**To be done:** Go through the data below and gather each line containing "text".
>> begin
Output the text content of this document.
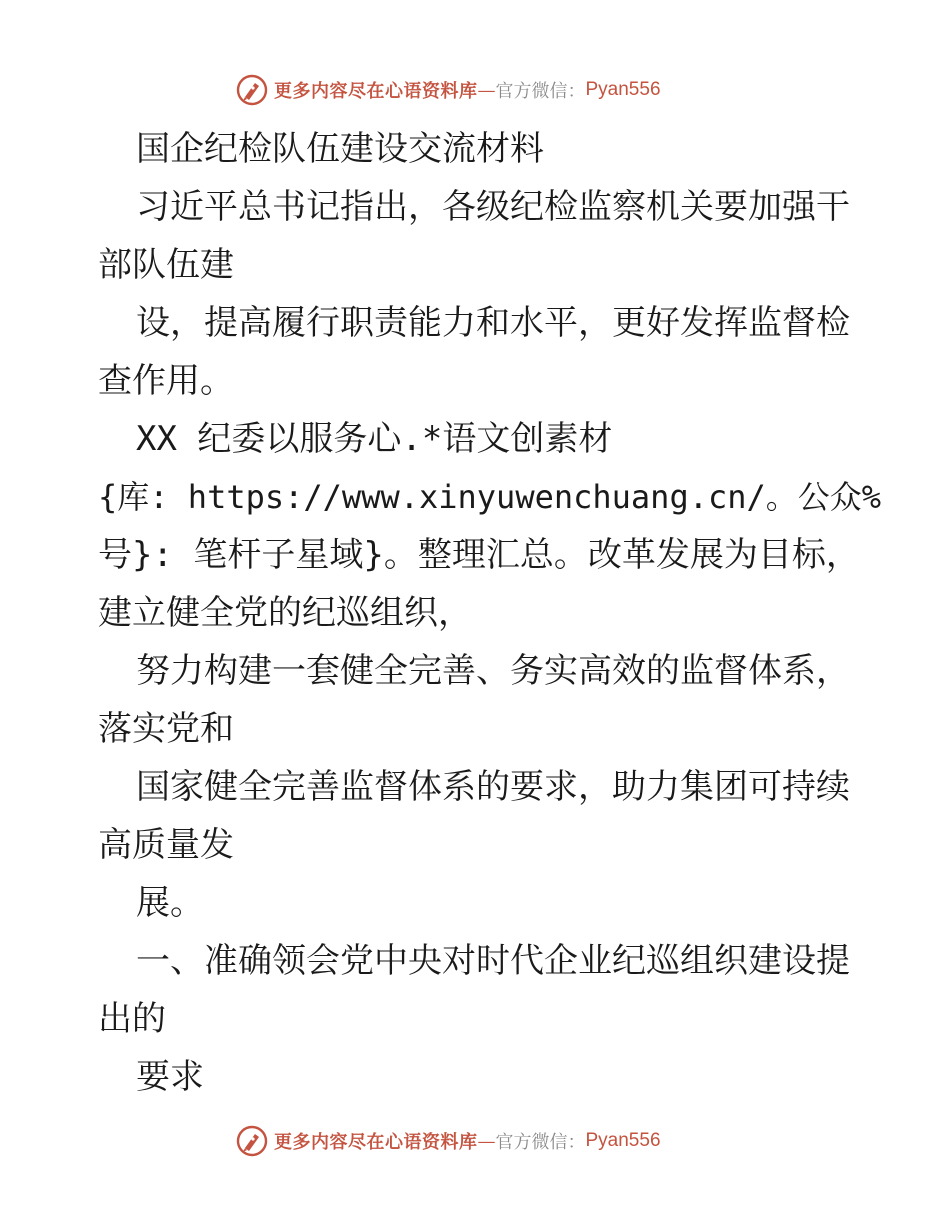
更多内容尽在心语资料库 — 官方微信： Pyan556
国企纪检队伍建设交流材料
习近平总书记指出，各级纪检监察机关要加强干
部队伍建
设，提高履行职责能力和水平，更好发挥监督检
查作用。
XX 纪委以服务心.*语文创素材
{库: https://www.xinyuwenchuang.cn/。公众%
号}: 笔杆子星域}。整理汇总。改革发展为目标，
建立健全党的纪巡组织，
努力构建一套健全完善、务实高效的监督体系，
落实党和
国家健全完善监督体系的要求，助力集团可持续
高质量发
展。
一、准确领会党中央对时代企业纪巡组织建设提
出的
要求
更多内容尽在心语资料库 — 官方微信： Pyan556
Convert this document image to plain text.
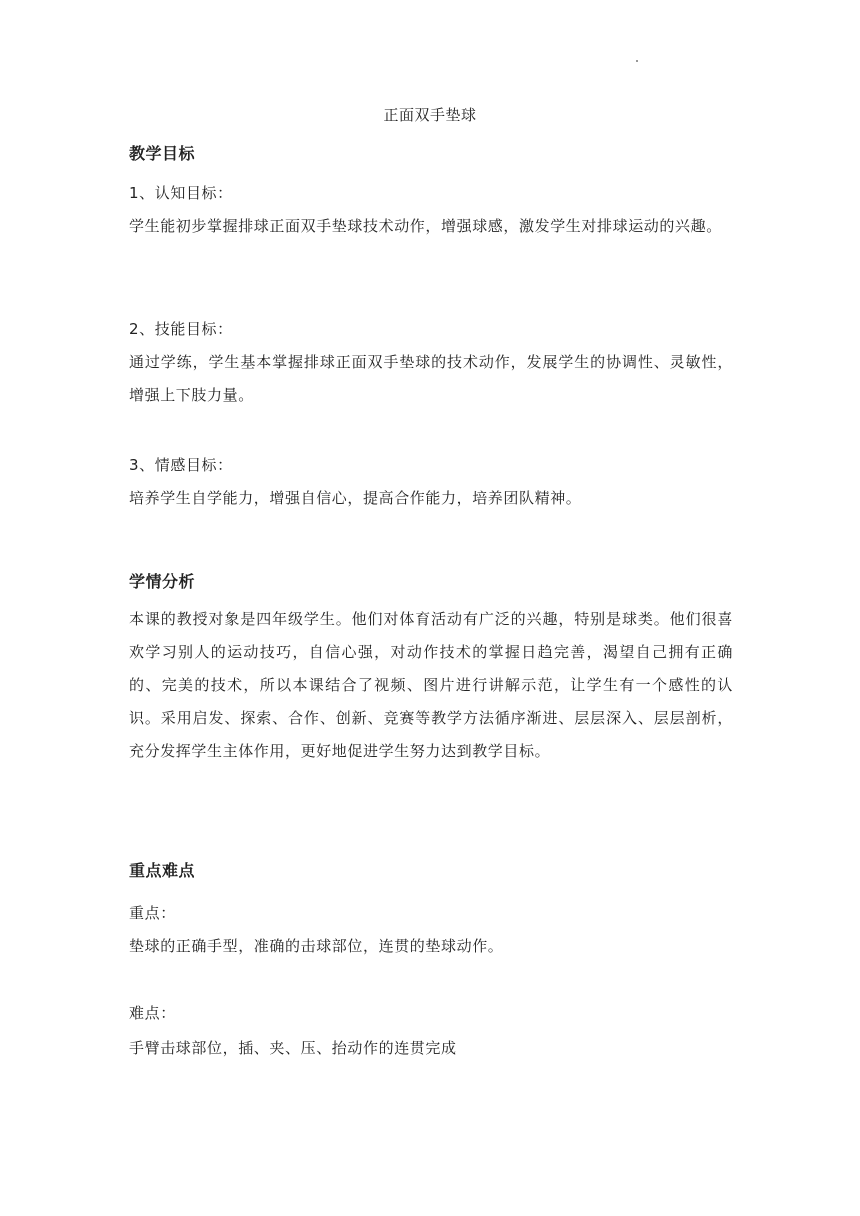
正面双手垫球
教学目标
1、认知目标：
学生能初步掌握排球正面双手垫球技术动作，增强球感，激发学生对排球运动的兴趣。
2、技能目标：
通过学练，学生基本掌握排球正面双手垫球的技术动作，发展学生的协调性、灵敏性，增强上下肢力量。
3、情感目标：
培养学生自学能力，增强自信心，提高合作能力，培养团队精神。
学情分析
本课的教授对象是四年级学生。他们对体育活动有广泛的兴趣，特别是球类。他们很喜欢学习别人的运动技巧，自信心强，对动作技术的掌握日趋完善，渴望自己拥有正确的、完美的技术，所以本课结合了视频、图片进行讲解示范，让学生有一个感性的认识。采用启发、探索、合作、创新、竞赛等教学方法循序渐进、层层深入、层层剖析，充分发挥学生主体作用，更好地促进学生努力达到教学目标。
重点难点
重点：
垫球的正确手型，准确的击球部位，连贯的垫球动作。
难点：
手臂击球部位，插、夹、压、抬动作的连贯完成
>> end
**Answer below:**
Output the text content of this document.
Convert this document image to plain text.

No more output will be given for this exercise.